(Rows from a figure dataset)

######

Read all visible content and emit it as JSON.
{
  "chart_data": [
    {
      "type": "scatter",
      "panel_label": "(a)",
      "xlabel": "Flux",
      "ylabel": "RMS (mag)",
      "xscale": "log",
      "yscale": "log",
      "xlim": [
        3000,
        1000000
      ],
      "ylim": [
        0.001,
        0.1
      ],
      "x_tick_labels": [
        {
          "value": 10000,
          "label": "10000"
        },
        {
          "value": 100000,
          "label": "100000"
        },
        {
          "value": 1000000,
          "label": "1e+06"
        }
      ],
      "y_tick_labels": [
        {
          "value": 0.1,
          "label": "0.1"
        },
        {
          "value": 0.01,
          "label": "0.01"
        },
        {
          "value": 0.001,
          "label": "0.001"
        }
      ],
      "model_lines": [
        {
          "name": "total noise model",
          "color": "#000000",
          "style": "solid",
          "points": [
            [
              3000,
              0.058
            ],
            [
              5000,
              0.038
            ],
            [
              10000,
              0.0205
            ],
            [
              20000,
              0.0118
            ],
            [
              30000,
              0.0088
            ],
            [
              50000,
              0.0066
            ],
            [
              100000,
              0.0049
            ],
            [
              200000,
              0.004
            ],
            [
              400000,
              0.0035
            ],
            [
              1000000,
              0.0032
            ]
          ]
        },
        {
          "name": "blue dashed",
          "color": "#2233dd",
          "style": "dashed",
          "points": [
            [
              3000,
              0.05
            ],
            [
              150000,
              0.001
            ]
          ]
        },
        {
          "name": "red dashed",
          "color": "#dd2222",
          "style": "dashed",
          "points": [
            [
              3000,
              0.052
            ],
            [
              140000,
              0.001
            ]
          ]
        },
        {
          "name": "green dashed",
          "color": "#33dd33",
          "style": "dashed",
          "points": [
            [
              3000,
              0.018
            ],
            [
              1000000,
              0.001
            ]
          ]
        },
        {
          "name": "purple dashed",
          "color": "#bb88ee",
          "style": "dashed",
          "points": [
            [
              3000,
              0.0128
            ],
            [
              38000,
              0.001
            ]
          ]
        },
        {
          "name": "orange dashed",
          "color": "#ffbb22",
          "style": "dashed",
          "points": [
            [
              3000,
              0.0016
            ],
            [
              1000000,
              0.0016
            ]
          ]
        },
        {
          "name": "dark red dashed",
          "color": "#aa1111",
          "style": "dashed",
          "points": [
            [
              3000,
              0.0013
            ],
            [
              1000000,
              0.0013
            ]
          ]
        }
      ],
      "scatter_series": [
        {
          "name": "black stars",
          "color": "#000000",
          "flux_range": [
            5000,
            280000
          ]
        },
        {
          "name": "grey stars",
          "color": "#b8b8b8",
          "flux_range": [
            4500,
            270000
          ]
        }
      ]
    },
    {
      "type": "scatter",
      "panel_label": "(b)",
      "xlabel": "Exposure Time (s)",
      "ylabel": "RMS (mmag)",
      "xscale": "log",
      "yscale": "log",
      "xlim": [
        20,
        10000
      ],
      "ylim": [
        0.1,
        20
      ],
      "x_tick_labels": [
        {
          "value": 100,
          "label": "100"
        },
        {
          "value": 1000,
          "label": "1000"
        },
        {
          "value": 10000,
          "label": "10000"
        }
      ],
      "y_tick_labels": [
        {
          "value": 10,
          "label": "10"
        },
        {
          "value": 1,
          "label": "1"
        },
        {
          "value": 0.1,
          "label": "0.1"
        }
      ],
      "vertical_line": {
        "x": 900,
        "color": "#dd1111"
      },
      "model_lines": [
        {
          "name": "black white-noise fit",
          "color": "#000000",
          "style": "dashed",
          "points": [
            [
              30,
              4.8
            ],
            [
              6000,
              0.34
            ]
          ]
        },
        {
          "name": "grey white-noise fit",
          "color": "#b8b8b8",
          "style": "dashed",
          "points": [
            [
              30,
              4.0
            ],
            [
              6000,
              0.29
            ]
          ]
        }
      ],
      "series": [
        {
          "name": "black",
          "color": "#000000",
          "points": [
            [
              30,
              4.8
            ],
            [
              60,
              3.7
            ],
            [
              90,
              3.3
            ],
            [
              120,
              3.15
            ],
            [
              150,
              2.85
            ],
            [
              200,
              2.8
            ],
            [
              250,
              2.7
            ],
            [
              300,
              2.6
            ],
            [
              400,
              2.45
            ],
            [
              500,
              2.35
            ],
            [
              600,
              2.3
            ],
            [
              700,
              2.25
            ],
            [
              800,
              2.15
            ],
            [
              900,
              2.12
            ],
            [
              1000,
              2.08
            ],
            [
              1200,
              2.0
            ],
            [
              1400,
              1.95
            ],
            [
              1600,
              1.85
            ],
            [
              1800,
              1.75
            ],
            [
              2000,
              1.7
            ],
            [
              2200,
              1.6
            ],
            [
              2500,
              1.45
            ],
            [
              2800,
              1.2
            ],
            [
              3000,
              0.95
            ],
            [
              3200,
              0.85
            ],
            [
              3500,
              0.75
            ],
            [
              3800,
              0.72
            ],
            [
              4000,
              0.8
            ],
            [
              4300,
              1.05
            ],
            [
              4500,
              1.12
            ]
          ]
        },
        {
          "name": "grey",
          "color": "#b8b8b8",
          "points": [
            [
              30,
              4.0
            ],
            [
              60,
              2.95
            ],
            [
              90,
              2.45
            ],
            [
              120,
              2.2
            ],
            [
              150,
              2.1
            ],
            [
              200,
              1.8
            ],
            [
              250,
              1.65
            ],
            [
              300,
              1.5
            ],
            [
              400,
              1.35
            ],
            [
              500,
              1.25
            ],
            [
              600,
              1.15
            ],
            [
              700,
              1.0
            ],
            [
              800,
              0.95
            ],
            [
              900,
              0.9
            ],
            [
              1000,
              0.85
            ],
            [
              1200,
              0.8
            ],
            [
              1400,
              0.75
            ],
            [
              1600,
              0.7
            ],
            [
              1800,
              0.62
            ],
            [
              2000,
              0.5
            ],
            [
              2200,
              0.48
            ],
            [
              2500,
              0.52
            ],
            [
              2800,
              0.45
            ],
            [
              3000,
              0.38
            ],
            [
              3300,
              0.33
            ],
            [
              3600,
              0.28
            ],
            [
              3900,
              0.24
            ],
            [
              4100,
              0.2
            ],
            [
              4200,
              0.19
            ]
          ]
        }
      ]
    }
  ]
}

######

Search the lines above for the string "value", then show every one that has it.

» **The result**:
          "value": 10000,
          "value": 100000,
          "value": 1000000,
          "value": 0.1,
          "value": 0.01,
          "value": 0.001,
          "value": 100,
          "value": 1000,
          "value": 10000,
          "value": 10,
          "value": 1,
          "value": 0.1,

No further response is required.